▶ [Raw data]:
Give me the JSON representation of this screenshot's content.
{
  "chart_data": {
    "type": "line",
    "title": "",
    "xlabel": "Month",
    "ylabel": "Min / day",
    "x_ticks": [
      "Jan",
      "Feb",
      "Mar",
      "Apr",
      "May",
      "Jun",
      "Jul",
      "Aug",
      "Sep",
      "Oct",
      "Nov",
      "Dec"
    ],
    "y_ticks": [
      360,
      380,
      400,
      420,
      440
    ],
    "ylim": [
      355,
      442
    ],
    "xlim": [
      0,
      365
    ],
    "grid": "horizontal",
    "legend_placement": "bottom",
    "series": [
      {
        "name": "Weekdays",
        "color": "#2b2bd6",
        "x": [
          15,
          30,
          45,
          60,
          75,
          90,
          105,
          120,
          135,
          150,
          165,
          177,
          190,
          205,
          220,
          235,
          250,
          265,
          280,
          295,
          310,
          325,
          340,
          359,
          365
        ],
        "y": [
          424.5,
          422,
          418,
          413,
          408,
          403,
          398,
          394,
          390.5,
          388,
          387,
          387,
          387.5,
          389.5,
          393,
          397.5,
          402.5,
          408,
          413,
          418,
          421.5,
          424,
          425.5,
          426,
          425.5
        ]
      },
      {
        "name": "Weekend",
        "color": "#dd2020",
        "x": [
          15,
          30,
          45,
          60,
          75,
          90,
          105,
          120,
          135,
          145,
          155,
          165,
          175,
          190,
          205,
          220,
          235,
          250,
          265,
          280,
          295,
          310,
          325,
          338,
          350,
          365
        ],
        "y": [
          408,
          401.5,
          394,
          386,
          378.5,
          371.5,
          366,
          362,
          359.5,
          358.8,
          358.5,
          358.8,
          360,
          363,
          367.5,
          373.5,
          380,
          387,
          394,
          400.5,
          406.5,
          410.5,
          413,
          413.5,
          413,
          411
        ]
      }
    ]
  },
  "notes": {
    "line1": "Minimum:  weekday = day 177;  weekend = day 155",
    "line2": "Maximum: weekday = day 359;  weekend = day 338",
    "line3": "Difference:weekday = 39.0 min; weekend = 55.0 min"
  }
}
---
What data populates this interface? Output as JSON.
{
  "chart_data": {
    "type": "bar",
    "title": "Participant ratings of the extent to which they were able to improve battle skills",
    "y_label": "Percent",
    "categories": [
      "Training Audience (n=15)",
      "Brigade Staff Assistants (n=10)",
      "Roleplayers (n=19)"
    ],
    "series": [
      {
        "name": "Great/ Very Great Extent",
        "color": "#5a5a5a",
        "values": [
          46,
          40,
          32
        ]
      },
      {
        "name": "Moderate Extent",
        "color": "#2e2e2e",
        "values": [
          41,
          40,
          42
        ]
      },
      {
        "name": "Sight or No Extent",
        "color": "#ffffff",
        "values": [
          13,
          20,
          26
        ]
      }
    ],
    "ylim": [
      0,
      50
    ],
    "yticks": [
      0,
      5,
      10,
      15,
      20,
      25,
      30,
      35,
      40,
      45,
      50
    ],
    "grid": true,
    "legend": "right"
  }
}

▶ [Direction]:
Work through the listing above and report how many lines include the string "JSON", with no other text.

▶ [Task solution]:
2